- [Stated task]: Reproduce all of the data exactly.

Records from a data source

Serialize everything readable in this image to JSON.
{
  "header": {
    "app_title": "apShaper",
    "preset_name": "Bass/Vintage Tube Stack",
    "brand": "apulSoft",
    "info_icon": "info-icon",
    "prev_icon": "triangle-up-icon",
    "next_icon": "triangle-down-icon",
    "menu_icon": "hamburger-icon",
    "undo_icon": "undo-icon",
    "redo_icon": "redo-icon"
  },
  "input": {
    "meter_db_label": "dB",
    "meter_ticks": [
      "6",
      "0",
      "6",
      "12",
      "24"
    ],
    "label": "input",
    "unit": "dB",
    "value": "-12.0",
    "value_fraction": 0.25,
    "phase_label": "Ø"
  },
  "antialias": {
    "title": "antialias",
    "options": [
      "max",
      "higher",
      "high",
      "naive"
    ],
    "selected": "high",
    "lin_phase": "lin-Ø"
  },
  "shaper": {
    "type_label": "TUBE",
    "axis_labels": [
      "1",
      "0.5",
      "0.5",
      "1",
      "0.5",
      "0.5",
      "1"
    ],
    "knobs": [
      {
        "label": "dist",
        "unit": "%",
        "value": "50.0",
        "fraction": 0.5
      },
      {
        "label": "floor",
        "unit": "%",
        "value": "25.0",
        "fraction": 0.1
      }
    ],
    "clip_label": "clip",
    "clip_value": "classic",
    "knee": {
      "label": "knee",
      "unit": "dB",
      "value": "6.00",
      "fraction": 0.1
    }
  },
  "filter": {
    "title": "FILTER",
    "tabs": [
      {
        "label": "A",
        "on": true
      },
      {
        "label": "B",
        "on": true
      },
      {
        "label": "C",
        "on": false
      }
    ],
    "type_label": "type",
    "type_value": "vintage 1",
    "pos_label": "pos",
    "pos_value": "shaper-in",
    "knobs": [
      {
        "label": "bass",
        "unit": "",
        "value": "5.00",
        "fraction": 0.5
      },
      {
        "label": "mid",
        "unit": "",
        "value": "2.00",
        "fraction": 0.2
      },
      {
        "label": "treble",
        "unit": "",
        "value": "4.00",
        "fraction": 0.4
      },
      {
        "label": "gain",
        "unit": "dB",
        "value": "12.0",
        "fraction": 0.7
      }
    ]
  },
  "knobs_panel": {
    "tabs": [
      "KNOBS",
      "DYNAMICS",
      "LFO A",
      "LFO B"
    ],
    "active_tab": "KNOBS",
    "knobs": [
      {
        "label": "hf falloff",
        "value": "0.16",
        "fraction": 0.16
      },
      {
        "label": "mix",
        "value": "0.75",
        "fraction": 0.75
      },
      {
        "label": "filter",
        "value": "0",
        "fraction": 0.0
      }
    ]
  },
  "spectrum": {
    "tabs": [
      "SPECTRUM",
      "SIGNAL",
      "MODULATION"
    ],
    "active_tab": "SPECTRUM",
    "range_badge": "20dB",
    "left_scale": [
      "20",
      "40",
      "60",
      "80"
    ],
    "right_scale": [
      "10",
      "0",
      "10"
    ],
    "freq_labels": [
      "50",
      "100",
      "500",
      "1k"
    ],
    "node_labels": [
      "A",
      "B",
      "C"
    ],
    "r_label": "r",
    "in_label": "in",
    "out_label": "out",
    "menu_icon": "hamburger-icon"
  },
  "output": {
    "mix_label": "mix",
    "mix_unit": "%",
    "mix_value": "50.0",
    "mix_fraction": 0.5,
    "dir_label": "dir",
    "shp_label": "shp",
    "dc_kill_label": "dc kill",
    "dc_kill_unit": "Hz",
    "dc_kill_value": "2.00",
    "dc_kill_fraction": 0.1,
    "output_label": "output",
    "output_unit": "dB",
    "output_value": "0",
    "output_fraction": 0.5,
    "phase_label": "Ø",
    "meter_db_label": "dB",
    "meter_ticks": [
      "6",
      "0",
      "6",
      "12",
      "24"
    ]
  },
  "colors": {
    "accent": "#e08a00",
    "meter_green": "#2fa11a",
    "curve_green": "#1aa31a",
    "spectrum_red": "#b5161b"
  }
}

- [Solution for this problem]:
Serialize everything readable in this image to JSON.
{
  "header": {
    "app_title": "apShaper",
    "preset_name": "Bass/Vintage Tube Stack",
    "brand": "apulSoft",
    "info_icon": "info-icon",
    "prev_icon": "triangle-up-icon",
    "next_icon": "triangle-down-icon",
    "menu_icon": "hamburger-icon",
    "undo_icon": "undo-icon",
    "redo_icon": "redo-icon"
  },
  "input": {
    "meter_db_label": "dB",
    "meter_ticks": [
      "6",
      "0",
      "6",
      "12",
      "24"
    ],
    "label": "input",
    "unit": "dB",
    "value": "-12.0",
    "value_fraction": 0.25,
    "phase_label": "Ø"
  },
  "antialias": {
    "title": "antialias",
    "options": [
      "max",
      "higher",
      "high",
      "naive"
    ],
    "selected": "high",
    "lin_phase": "lin-Ø"
  },
  "shaper": {
    "type_label": "TUBE",
    "axis_labels": [
      "1",
      "0.5",
      "0.5",
      "1",
      "0.5",
      "0.5",
      "1"
    ],
    "knobs": [
      {
        "label": "dist",
        "unit": "%",
        "value": "50.0",
        "fraction": 0.5
      },
      {
        "label": "floor",
        "unit": "%",
        "value": "25.0",
        "fraction": 0.1
      }
    ],
    "clip_label": "clip",
    "clip_value": "classic",
    "knee": {
      "label": "knee",
      "unit": "dB",
      "value": "6.00",
      "fraction": 0.1
    }
  },
  "filter": {
    "title": "FILTER",
    "tabs": [
      {
        "label": "A",
        "on": true
      },
      {
        "label": "B",
        "on": true
      },
      {
        "label": "C",
        "on": false
      }
    ],
    "type_label": "type",
    "type_value": "vintage 1",
    "pos_label": "pos",
    "pos_value": "shaper-in",
    "knobs": [
      {
        "label": "bass",
        "unit": "",
        "value": "5.00",
        "fraction": 0.5
      },
      {
        "label": "mid",
        "unit": "",
        "value": "2.00",
        "fraction": 0.2
      },
      {
        "label": "treble",
        "unit": "",
        "value": "4.00",
        "fraction": 0.4
      },
      {
        "label": "gain",
        "unit": "dB",
        "value": "12.0",
        "fraction": 0.7
      }
    ]
  },
  "knobs_panel": {
    "tabs": [
      "KNOBS",
      "DYNAMICS",
      "LFO A",
      "LFO B"
    ],
    "active_tab": "KNOBS",
    "knobs": [
      {
        "label": "hf falloff",
        "value": "0.16",
        "fraction": 0.16
      },
      {
        "label": "mix",
        "value": "0.75",
        "fraction": 0.75
      },
      {
        "label": "filter",
        "value": "0",
        "fraction": 0.0
      }
    ]
  },
  "spectrum": {
    "tabs": [
      "SPECTRUM",
      "SIGNAL",
      "MODULATION"
    ],
    "active_tab": "SPECTRUM",
    "range_badge": "20dB",
    "left_scale": [
      "20",
      "40",
      "60",
      "80"
    ],
    "right_scale": [
      "10",
      "0",
      "10"
    ],
    "freq_labels": [
      "50",
      "100",
      "500",
      "1k"
    ],
    "node_labels": [
      "A",
      "B",
      "C"
    ],
    "r_label": "r",
    "in_label": "in",
    "out_label": "out",
    "menu_icon": "hamburger-icon"
  },
  "output": {
    "mix_label": "mix",
    "mix_unit": "%",
    "mix_value": "50.0",
    "mix_fraction": 0.5,
    "dir_label": "dir",
    "shp_label": "shp",
    "dc_kill_label": "dc kill",
    "dc_kill_unit": "Hz",
    "dc_kill_value": "2.00",
    "dc_kill_fraction": 0.1,
    "output_label": "output",
    "output_unit": "dB",
    "output_value": "0",
    "output_fraction": 0.5,
    "phase_label": "Ø",
    "meter_db_label": "dB",
    "meter_ticks": [
      "6",
      "0",
      "6",
      "12",
      "24"
    ]
  },
  "colors": {
    "accent": "#e08a00",
    "meter_green": "#2fa11a",
    "curve_green": "#1aa31a",
    "spectrum_red": "#b5161b"
  }
}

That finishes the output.